**Given exercise:** Copy out every line of the material below character for character, without changing anything.

※ ※ ※

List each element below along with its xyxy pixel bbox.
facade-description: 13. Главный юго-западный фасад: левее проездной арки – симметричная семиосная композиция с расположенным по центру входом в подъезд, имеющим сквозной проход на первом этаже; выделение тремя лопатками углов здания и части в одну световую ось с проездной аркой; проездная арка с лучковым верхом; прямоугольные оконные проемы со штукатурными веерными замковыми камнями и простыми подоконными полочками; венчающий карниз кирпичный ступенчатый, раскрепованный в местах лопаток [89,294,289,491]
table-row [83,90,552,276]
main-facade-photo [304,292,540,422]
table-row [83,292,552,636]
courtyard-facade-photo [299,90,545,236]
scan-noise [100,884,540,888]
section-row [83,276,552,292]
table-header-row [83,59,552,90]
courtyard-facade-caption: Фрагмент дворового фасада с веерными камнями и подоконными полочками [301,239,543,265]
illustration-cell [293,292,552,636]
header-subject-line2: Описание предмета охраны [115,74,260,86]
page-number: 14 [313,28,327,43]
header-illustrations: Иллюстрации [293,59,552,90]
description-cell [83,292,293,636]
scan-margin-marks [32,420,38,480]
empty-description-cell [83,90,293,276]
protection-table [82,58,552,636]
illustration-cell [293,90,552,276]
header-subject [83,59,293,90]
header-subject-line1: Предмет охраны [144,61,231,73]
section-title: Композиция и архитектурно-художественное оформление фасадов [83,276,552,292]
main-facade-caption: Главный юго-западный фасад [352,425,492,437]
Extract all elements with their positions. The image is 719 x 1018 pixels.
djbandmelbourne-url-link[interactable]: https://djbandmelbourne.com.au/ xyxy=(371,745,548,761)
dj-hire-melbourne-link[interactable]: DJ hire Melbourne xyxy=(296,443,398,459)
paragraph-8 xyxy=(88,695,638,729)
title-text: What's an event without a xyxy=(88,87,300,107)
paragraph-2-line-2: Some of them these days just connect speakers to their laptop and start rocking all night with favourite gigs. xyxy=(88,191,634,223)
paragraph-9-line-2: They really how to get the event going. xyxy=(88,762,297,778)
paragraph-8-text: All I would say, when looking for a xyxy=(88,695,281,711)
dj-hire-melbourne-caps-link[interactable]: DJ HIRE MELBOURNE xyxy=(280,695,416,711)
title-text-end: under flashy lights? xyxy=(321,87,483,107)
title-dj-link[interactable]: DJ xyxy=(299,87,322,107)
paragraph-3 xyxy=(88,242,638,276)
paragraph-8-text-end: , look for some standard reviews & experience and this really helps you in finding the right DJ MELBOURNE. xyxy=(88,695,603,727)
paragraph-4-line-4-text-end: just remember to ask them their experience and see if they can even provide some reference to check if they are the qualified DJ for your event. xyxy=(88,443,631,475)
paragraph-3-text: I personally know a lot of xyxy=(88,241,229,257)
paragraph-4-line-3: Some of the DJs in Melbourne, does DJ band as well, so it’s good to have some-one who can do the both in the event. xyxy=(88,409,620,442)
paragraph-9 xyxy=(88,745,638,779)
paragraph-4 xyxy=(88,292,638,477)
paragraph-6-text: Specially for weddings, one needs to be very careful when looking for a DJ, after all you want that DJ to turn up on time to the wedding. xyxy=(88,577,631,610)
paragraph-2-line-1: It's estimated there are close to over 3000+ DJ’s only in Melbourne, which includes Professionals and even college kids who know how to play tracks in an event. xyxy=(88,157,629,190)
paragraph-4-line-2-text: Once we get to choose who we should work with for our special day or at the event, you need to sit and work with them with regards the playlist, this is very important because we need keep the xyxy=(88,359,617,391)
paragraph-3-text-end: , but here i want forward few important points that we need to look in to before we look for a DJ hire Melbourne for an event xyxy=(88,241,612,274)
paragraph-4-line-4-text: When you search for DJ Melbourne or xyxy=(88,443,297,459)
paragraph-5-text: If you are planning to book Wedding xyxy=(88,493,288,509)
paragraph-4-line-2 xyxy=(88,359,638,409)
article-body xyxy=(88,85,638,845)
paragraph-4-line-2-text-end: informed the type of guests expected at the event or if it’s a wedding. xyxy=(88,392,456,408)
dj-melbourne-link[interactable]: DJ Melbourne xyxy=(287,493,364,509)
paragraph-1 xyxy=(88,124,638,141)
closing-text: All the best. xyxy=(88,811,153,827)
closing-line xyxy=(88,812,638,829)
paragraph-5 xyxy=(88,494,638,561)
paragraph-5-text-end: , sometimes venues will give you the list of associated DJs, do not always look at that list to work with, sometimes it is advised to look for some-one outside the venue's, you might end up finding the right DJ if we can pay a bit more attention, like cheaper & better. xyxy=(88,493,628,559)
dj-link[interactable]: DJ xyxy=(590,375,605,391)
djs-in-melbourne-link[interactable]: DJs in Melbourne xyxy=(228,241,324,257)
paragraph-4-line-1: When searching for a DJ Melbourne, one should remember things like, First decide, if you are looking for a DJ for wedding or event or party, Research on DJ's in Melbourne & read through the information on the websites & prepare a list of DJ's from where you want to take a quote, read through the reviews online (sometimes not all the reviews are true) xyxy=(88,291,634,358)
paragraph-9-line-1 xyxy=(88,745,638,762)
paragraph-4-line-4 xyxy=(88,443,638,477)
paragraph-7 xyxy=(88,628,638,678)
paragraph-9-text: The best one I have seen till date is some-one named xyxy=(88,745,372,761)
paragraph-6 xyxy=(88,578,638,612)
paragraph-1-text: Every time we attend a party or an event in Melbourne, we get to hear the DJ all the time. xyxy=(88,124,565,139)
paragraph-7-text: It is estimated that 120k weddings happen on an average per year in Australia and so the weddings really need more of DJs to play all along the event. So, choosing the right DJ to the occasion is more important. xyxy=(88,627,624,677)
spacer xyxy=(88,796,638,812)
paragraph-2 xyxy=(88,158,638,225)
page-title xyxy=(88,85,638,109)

※ ※ ※

**Exercise output:**
List each element below along with its xyxy pixel bbox.
facade-description: 13. Главный юго-западный фасад: левее проездной арки – симметричная семиосная композиция с расположенным по центру входом в подъезд, имеющим сквозной проход на первом этаже; выделение тремя лопатками углов здания и части в одну световую ось с проездной аркой; проездная арка с лучковым верхом; прямоугольные оконные проемы со штукатурными веерными замковыми камнями и простыми подоконными полочками; венчающий карниз кирпичный ступенчатый, раскрепованный в местах лопаток [89,294,289,491]
table-row [83,90,552,276]
main-facade-photo [304,292,540,422]
table-row [83,292,552,636]
courtyard-facade-photo [299,90,545,236]
scan-noise [100,884,540,888]
section-row [83,276,552,292]
table-header-row [83,59,552,90]
courtyard-facade-caption: Фрагмент дворового фасада с веерными камнями и подоконными полочками [301,239,543,265]
illustration-cell [293,292,552,636]
header-subject-line2: Описание предмета охраны [115,74,260,86]
page-number: 14 [313,28,327,43]
header-illustrations: Иллюстрации [293,59,552,90]
description-cell [83,292,293,636]
scan-margin-marks [32,420,38,480]
empty-description-cell [83,90,293,276]
protection-table [82,58,552,636]
illustration-cell [293,90,552,276]
header-subject [83,59,293,90]
header-subject-line1: Предмет охраны [144,61,231,73]
section-title: Композиция и архитектурно-художественное оформление фасадов [83,276,552,292]
main-facade-caption: Главный юго-западный фасад [352,425,492,437]
Extract all elements with their positions. The image is 719 x 1018 pixels.
djbandmelbourne-url-link[interactable]: https://djbandmelbourne.com.au/ xyxy=(371,745,548,761)
dj-hire-melbourne-link[interactable]: DJ hire Melbourne xyxy=(296,443,398,459)
paragraph-8 xyxy=(88,695,638,729)
title-text: What's an event without a xyxy=(88,87,300,107)
paragraph-2-line-2: Some of them these days just connect speakers to their laptop and start rocking all night with favourite gigs. xyxy=(88,191,634,223)
paragraph-9-line-2: They really how to get the event going. xyxy=(88,762,297,778)
paragraph-8-text: All I would say, when looking for a xyxy=(88,695,281,711)
dj-hire-melbourne-caps-link[interactable]: DJ HIRE MELBOURNE xyxy=(280,695,416,711)
title-text-end: under flashy lights? xyxy=(321,87,483,107)
title-dj-link[interactable]: DJ xyxy=(299,87,322,107)
paragraph-3 xyxy=(88,242,638,276)
paragraph-8-text-end: , look for some standard reviews & experience and this really helps you in finding the right DJ MELBOURNE. xyxy=(88,695,603,727)
paragraph-4-line-4-text-end: just remember to ask them their experience and see if they can even provide some reference to check if they are the qualified DJ for your event. xyxy=(88,443,631,475)
paragraph-3-text: I personally know a lot of xyxy=(88,241,229,257)
paragraph-4-line-3: Some of the DJs in Melbourne, does DJ band as well, so it’s good to have some-one who can do the both in the event. xyxy=(88,409,620,442)
paragraph-9 xyxy=(88,745,638,779)
paragraph-4 xyxy=(88,292,638,477)
paragraph-6-text: Specially for weddings, one needs to be very careful when looking for a DJ, after all you want that DJ to turn up on time to the wedding. xyxy=(88,577,631,610)
paragraph-2-line-1: It's estimated there are close to over 3000+ DJ’s only in Melbourne, which includes Professionals and even college kids who know how to play tracks in an event. xyxy=(88,157,629,190)
paragraph-4-line-2-text: Once we get to choose who we should work with for our special day or at the event, you need to sit and work with them with regards the playlist, this is very important because we need keep the xyxy=(88,359,617,391)
paragraph-3-text-end: , but here i want forward few important points that we need to look in to before we look for a DJ hire Melbourne for an event xyxy=(88,241,612,274)
paragraph-4-line-4-text: When you search for DJ Melbourne or xyxy=(88,443,297,459)
paragraph-5-text: If you are planning to book Wedding xyxy=(88,493,288,509)
paragraph-4-line-2 xyxy=(88,359,638,409)
article-body xyxy=(88,85,638,845)
paragraph-4-line-2-text-end: informed the type of guests expected at the event or if it’s a wedding. xyxy=(88,392,456,408)
dj-melbourne-link[interactable]: DJ Melbourne xyxy=(287,493,364,509)
paragraph-1 xyxy=(88,124,638,141)
closing-text: All the best. xyxy=(88,811,153,827)
closing-line xyxy=(88,812,638,829)
paragraph-5 xyxy=(88,494,638,561)
paragraph-5-text-end: , sometimes venues will give you the list of associated DJs, do not always look at that list to work with, sometimes it is advised to look for some-one outside the venue's, you might end up finding the right DJ if we can pay a bit more attention, like cheaper & better. xyxy=(88,493,628,559)
dj-link[interactable]: DJ xyxy=(590,375,605,391)
djs-in-melbourne-link[interactable]: DJs in Melbourne xyxy=(228,241,324,257)
paragraph-4-line-1: When searching for a DJ Melbourne, one should remember things like, First decide, if you are looking for a DJ for wedding or event or party, Research on DJ's in Melbourne & read through the information on the websites & prepare a list of DJ's from where you want to take a quote, read through the reviews online (sometimes not all the reviews are true) xyxy=(88,291,634,358)
paragraph-9-line-1 xyxy=(88,745,638,762)
paragraph-4-line-4 xyxy=(88,443,638,477)
paragraph-7 xyxy=(88,628,638,678)
paragraph-9-text: The best one I have seen till date is some-one named xyxy=(88,745,372,761)
paragraph-6 xyxy=(88,578,638,612)
paragraph-1-text: Every time we attend a party or an event in Melbourne, we get to hear the DJ all the time. xyxy=(88,124,565,139)
paragraph-7-text: It is estimated that 120k weddings happen on an average per year in Australia and so the weddings really need more of DJs to play all along the event. So, choosing the right DJ to the occasion is more important. xyxy=(88,627,624,677)
spacer xyxy=(88,796,638,812)
paragraph-2 xyxy=(88,158,638,225)
page-title xyxy=(88,85,638,109)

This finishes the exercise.